• **Information provided**:
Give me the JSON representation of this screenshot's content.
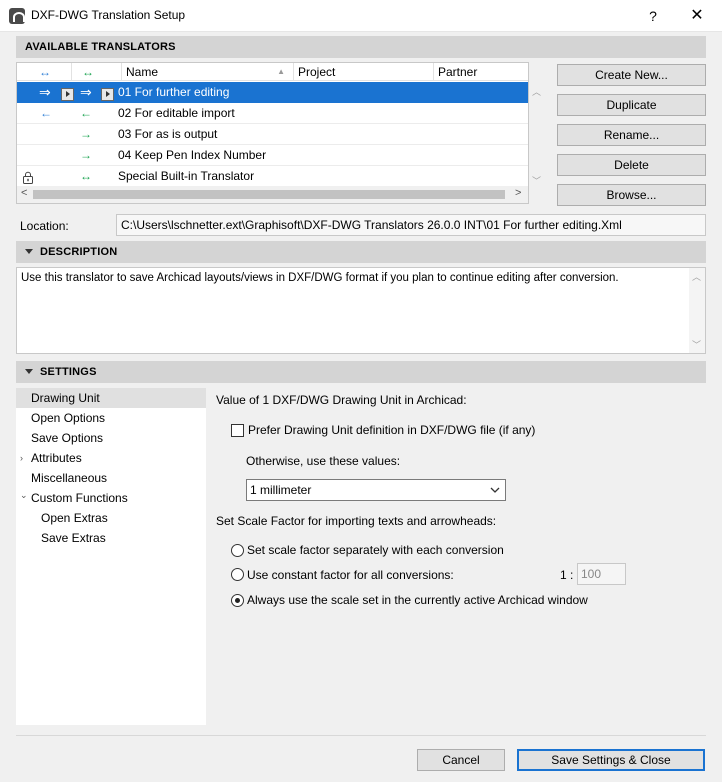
{
  "window": {
    "title": "DXF-DWG Translation Setup",
    "help_label": "?",
    "close_label": "✕"
  },
  "translators": {
    "header": "AVAILABLE TRANSLATORS",
    "columns": {
      "col1_arrow": "↔",
      "col2_arrow": "↔",
      "name": "Name",
      "sort_indicator": "▲",
      "project": "Project",
      "partner": "Partner"
    },
    "rows": [
      {
        "arrow1": "⇒",
        "arrow2": "⇒",
        "name": "01 For further editing",
        "selected": true
      },
      {
        "arrow1": "←",
        "arrow2": "←",
        "name": "02 For editable import",
        "selected": false
      },
      {
        "arrow1": "",
        "arrow2": "→",
        "name": "03 For as is output",
        "selected": false
      },
      {
        "arrow1": "",
        "arrow2": "→",
        "name": "04 Keep Pen Index Number",
        "selected": false
      },
      {
        "arrow1": "lock",
        "arrow2": "↔",
        "name": "Special Built-in Translator",
        "selected": false
      }
    ],
    "scroll_left": "<",
    "scroll_right": ">",
    "scroll_up": "︿",
    "scroll_down": "﹀",
    "buttons": {
      "create_new": "Create New...",
      "duplicate": "Duplicate",
      "rename": "Rename...",
      "delete": "Delete",
      "browse": "Browse..."
    }
  },
  "location": {
    "label": "Location:",
    "value": "C:\\Users\\lschnetter.ext\\Graphisoft\\DXF-DWG Translators 26.0.0 INT\\01 For further editing.Xml"
  },
  "description": {
    "header": "DESCRIPTION",
    "text": "Use this translator to save Archicad layouts/views in DXF/DWG format if you plan to continue editing after conversion."
  },
  "settings": {
    "header": "SETTINGS",
    "nav": [
      {
        "label": "Drawing Unit",
        "selected": true,
        "caret": ""
      },
      {
        "label": "Open Options",
        "selected": false,
        "caret": ""
      },
      {
        "label": "Save Options",
        "selected": false,
        "caret": ""
      },
      {
        "label": "Attributes",
        "selected": false,
        "caret": "›"
      },
      {
        "label": "Miscellaneous",
        "selected": false,
        "caret": ""
      },
      {
        "label": "Custom Functions",
        "selected": false,
        "caret": "⌄"
      },
      {
        "label": "Open Extras",
        "selected": false,
        "caret": ""
      },
      {
        "label": "Save Extras",
        "selected": false,
        "caret": ""
      }
    ],
    "drawing_unit_title": "Value of 1 DXF/DWG Drawing Unit in Archicad:",
    "prefer_checkbox_label": "Prefer Drawing Unit definition in DXF/DWG file (if any)",
    "prefer_checked": false,
    "otherwise_label": "Otherwise, use these values:",
    "unit_value": "1 millimeter",
    "scale_title": "Set Scale Factor for importing texts and arrowheads:",
    "radio_separately": "Set scale factor separately with each conversion",
    "radio_constant": "Use constant factor for all conversions:",
    "radio_active": "Always use the scale set in the currently active Archicad window",
    "selected_radio": "active",
    "scale_prefix": "1 :",
    "scale_value": "100"
  },
  "footer": {
    "cancel": "Cancel",
    "save_close": "Save Settings & Close"
  },
  "colors": {
    "selection": "#1a73d1",
    "arrow_blue": "#2f7fd6",
    "arrow_green": "#19a34f"
  }
}
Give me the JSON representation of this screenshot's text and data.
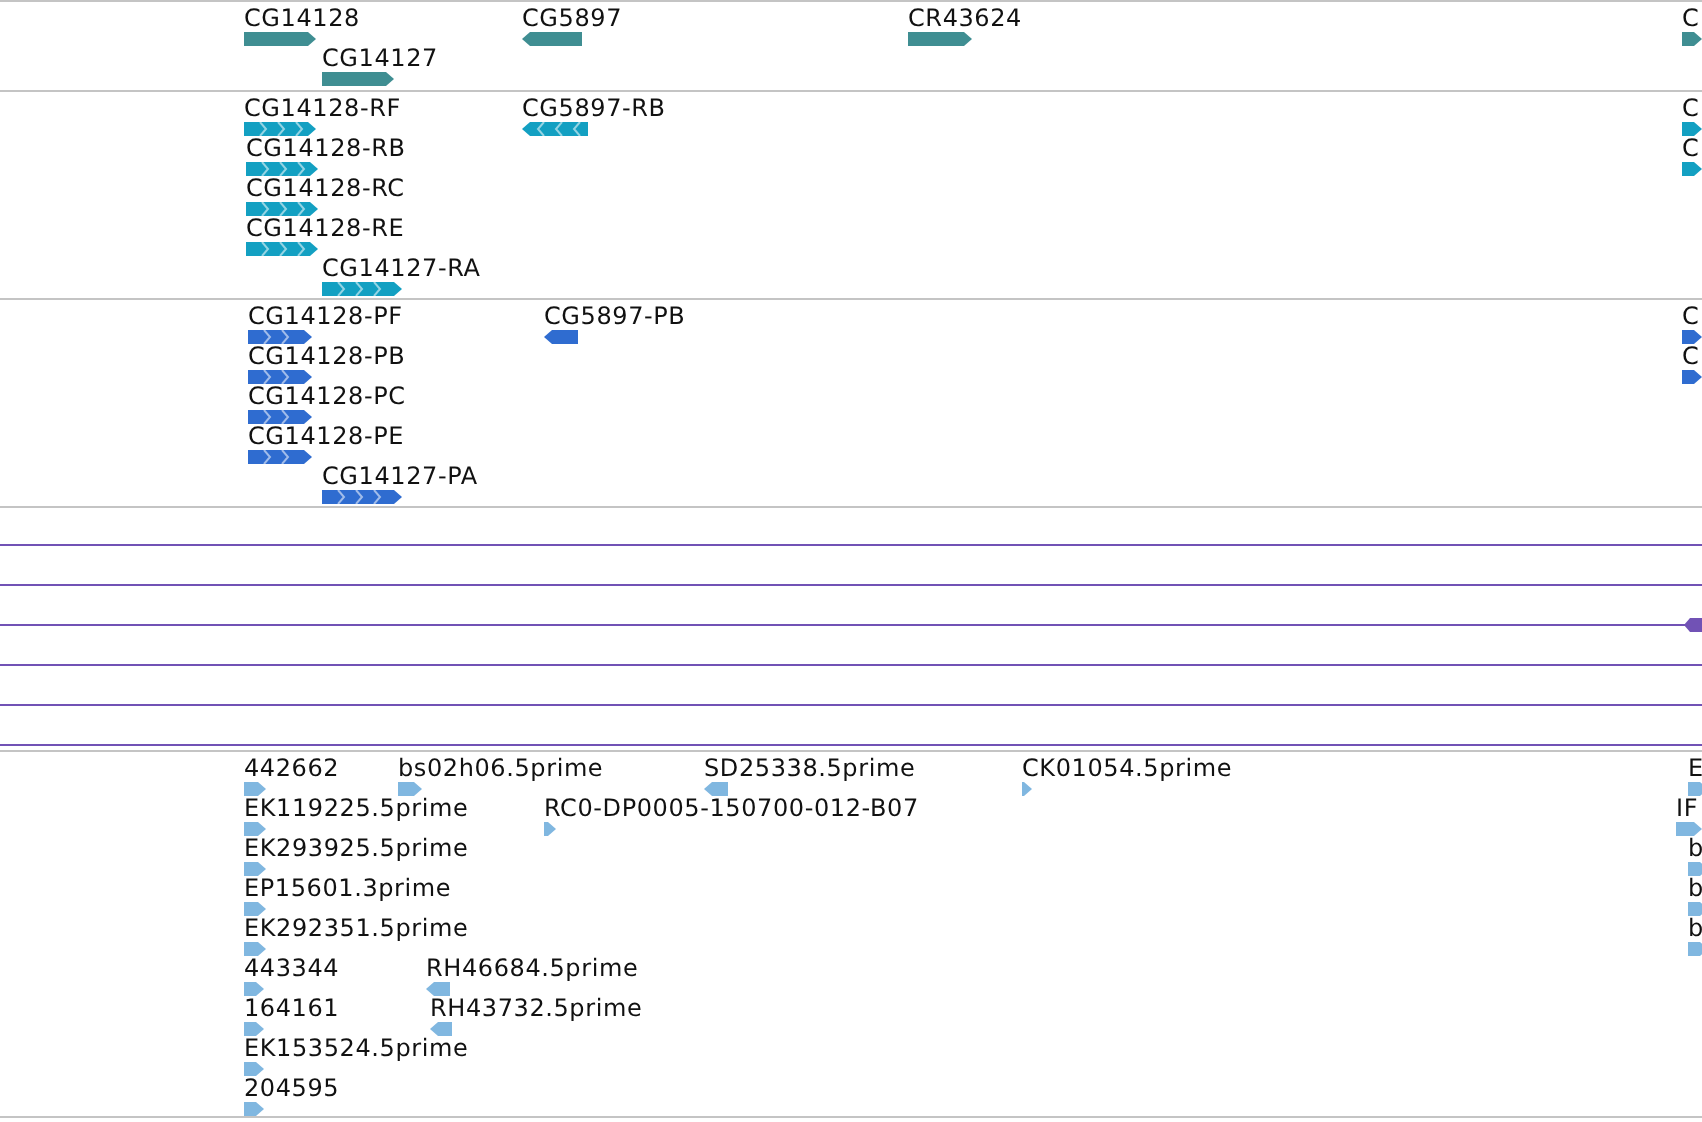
{
  "tracks": [
    {
      "kind": "gene",
      "color": "#3f8e92",
      "features": [
        {
          "label": "CG14128",
          "reverse": false
        },
        {
          "label": "CG14127",
          "reverse": false
        },
        {
          "label": "CG5897",
          "reverse": true
        },
        {
          "label": "CR43624",
          "reverse": false
        },
        {
          "label": "C",
          "reverse": false
        }
      ]
    },
    {
      "kind": "transcript",
      "color": "#13a0c2",
      "features": [
        {
          "label": "CG14128-RF",
          "reverse": false
        },
        {
          "label": "CG14128-RB",
          "reverse": false
        },
        {
          "label": "CG14128-RC",
          "reverse": false
        },
        {
          "label": "CG14128-RE",
          "reverse": false
        },
        {
          "label": "CG14127-RA",
          "reverse": false
        },
        {
          "label": "CG5897-RB",
          "reverse": true
        },
        {
          "label": "C",
          "reverse": false
        },
        {
          "label": "C",
          "reverse": false
        }
      ]
    },
    {
      "kind": "transcript",
      "color": "#2f6cd0",
      "features": [
        {
          "label": "CG14128-PF",
          "reverse": false
        },
        {
          "label": "CG14128-PB",
          "reverse": false
        },
        {
          "label": "CG14128-PC",
          "reverse": false
        },
        {
          "label": "CG14128-PE",
          "reverse": false
        },
        {
          "label": "CG14127-PA",
          "reverse": false
        },
        {
          "label": "CG5897-PB",
          "reverse": true
        },
        {
          "label": "C",
          "reverse": false
        },
        {
          "label": "C",
          "reverse": false
        }
      ]
    },
    {
      "kind": "alignment",
      "color": "#7152b5"
    },
    {
      "kind": "est",
      "color": "#80b7e0",
      "features": [
        {
          "label": "442662",
          "reverse": false
        },
        {
          "label": "bs02h06.5prime",
          "reverse": false
        },
        {
          "label": "SD25338.5prime",
          "reverse": true
        },
        {
          "label": "CK01054.5prime",
          "reverse": false
        },
        {
          "label": "E",
          "reverse": false
        },
        {
          "label": "EK119225.5prime",
          "reverse": false
        },
        {
          "label": "RC0-DP0005-150700-012-B07",
          "reverse": false
        },
        {
          "label": "IF",
          "reverse": false
        },
        {
          "label": "EK293925.5prime",
          "reverse": false
        },
        {
          "label": "b",
          "reverse": false
        },
        {
          "label": "EP15601.3prime",
          "reverse": false
        },
        {
          "label": "b",
          "reverse": false
        },
        {
          "label": "EK292351.5prime",
          "reverse": false
        },
        {
          "label": "b",
          "reverse": false
        },
        {
          "label": "443344",
          "reverse": false
        },
        {
          "label": "RH46684.5prime",
          "reverse": true
        },
        {
          "label": "164161",
          "reverse": false
        },
        {
          "label": "RH43732.5prime",
          "reverse": true
        },
        {
          "label": "EK153524.5prime",
          "reverse": false
        },
        {
          "label": "204595",
          "reverse": false
        }
      ]
    }
  ]
}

• **The exercise**:
Reproduce all of the material above word for word. Omit the pictures.

• **Full output**:
Give me the JSON representation of this screenshot's content.
{
  "window": {
    "title": "DXF-DWG Translation Setup",
    "help_label": "?",
    "close_label": "✕"
  },
  "translators": {
    "header": "AVAILABLE TRANSLATORS",
    "columns": {
      "col1_arrow": "↔",
      "col2_arrow": "↔",
      "name": "Name",
      "sort_indicator": "▲",
      "project": "Project",
      "partner": "Partner"
    },
    "rows": [
      {
        "arrow1": "⇒",
        "arrow2": "⇒",
        "name": "01 For further editing",
        "selected": true
      },
      {
        "arrow1": "←",
        "arrow2": "←",
        "name": "02 For editable import",
        "selected": false
      },
      {
        "arrow1": "",
        "arrow2": "→",
        "name": "03 For as is output",
        "selected": false
      },
      {
        "arrow1": "",
        "arrow2": "→",
        "name": "04 Keep Pen Index Number",
        "selected": false
      },
      {
        "arrow1": "lock",
        "arrow2": "↔",
        "name": "Special Built-in Translator",
        "selected": false
      }
    ],
    "scroll_left": "<",
    "scroll_right": ">",
    "scroll_up": "︿",
    "scroll_down": "﹀",
    "buttons": {
      "create_new": "Create New...",
      "duplicate": "Duplicate",
      "rename": "Rename...",
      "delete": "Delete",
      "browse": "Browse..."
    }
  },
  "location": {
    "label": "Location:",
    "value": "C:\\Users\\lschnetter.ext\\Graphisoft\\DXF-DWG Translators 26.0.0 INT\\01 For further editing.Xml"
  },
  "description": {
    "header": "DESCRIPTION",
    "text": "Use this translator to save Archicad layouts/views in DXF/DWG format if you plan to continue editing after conversion."
  },
  "settings": {
    "header": "SETTINGS",
    "nav": [
      {
        "label": "Drawing Unit",
        "selected": true,
        "caret": ""
      },
      {
        "label": "Open Options",
        "selected": false,
        "caret": ""
      },
      {
        "label": "Save Options",
        "selected": false,
        "caret": ""
      },
      {
        "label": "Attributes",
        "selected": false,
        "caret": "›"
      },
      {
        "label": "Miscellaneous",
        "selected": false,
        "caret": ""
      },
      {
        "label": "Custom Functions",
        "selected": false,
        "caret": "⌄"
      },
      {
        "label": "Open Extras",
        "selected": false,
        "caret": ""
      },
      {
        "label": "Save Extras",
        "selected": false,
        "caret": ""
      }
    ],
    "drawing_unit_title": "Value of 1 DXF/DWG Drawing Unit in Archicad:",
    "prefer_checkbox_label": "Prefer Drawing Unit definition in DXF/DWG file (if any)",
    "prefer_checked": false,
    "otherwise_label": "Otherwise, use these values:",
    "unit_value": "1 millimeter",
    "scale_title": "Set Scale Factor for importing texts and arrowheads:",
    "radio_separately": "Set scale factor separately with each conversion",
    "radio_constant": "Use constant factor for all conversions:",
    "radio_active": "Always use the scale set in the currently active Archicad window",
    "selected_radio": "active",
    "scale_prefix": "1 :",
    "scale_value": "100"
  },
  "footer": {
    "cancel": "Cancel",
    "save_close": "Save Settings & Close"
  },
  "colors": {
    "selection": "#1a73d1",
    "arrow_blue": "#2f7fd6",
    "arrow_green": "#19a34f"
  }
}
Give me the JSON representation of this screenshot's text and data.
{
  "tracks": [
    {
      "kind": "gene",
      "color": "#3f8e92",
      "features": [
        {
          "label": "CG14128",
          "reverse": false
        },
        {
          "label": "CG14127",
          "reverse": false
        },
        {
          "label": "CG5897",
          "reverse": true
        },
        {
          "label": "CR43624",
          "reverse": false
        },
        {
          "label": "C",
          "reverse": false
        }
      ]
    },
    {
      "kind": "transcript",
      "color": "#13a0c2",
      "features": [
        {
          "label": "CG14128-RF",
          "reverse": false
        },
        {
          "label": "CG14128-RB",
          "reverse": false
        },
        {
          "label": "CG14128-RC",
          "reverse": false
        },
        {
          "label": "CG14128-RE",
          "reverse": false
        },
        {
          "label": "CG14127-RA",
          "reverse": false
        },
        {
          "label": "CG5897-RB",
          "reverse": true
        },
        {
          "label": "C",
          "reverse": false
        },
        {
          "label": "C",
          "reverse": false
        }
      ]
    },
    {
      "kind": "transcript",
      "color": "#2f6cd0",
      "features": [
        {
          "label": "CG14128-PF",
          "reverse": false
        },
        {
          "label": "CG14128-PB",
          "reverse": false
        },
        {
          "label": "CG14128-PC",
          "reverse": false
        },
        {
          "label": "CG14128-PE",
          "reverse": false
        },
        {
          "label": "CG14127-PA",
          "reverse": false
        },
        {
          "label": "CG5897-PB",
          "reverse": true
        },
        {
          "label": "C",
          "reverse": false
        },
        {
          "label": "C",
          "reverse": false
        }
      ]
    },
    {
      "kind": "alignment",
      "color": "#7152b5"
    },
    {
      "kind": "est",
      "color": "#80b7e0",
      "features": [
        {
          "label": "442662",
          "reverse": false
        },
        {
          "label": "bs02h06.5prime",
          "reverse": false
        },
        {
          "label": "SD25338.5prime",
          "reverse": true
        },
        {
          "label": "CK01054.5prime",
          "reverse": false
        },
        {
          "label": "E",
          "reverse": false
        },
        {
          "label": "EK119225.5prime",
          "reverse": false
        },
        {
          "label": "RC0-DP0005-150700-012-B07",
          "reverse": false
        },
        {
          "label": "IF",
          "reverse": false
        },
        {
          "label": "EK293925.5prime",
          "reverse": false
        },
        {
          "label": "b",
          "reverse": false
        },
        {
          "label": "EP15601.3prime",
          "reverse": false
        },
        {
          "label": "b",
          "reverse": false
        },
        {
          "label": "EK292351.5prime",
          "reverse": false
        },
        {
          "label": "b",
          "reverse": false
        },
        {
          "label": "443344",
          "reverse": false
        },
        {
          "label": "RH46684.5prime",
          "reverse": true
        },
        {
          "label": "164161",
          "reverse": false
        },
        {
          "label": "RH43732.5prime",
          "reverse": true
        },
        {
          "label": "EK153524.5prime",
          "reverse": false
        },
        {
          "label": "204595",
          "reverse": false
        }
      ]
    }
  ]
}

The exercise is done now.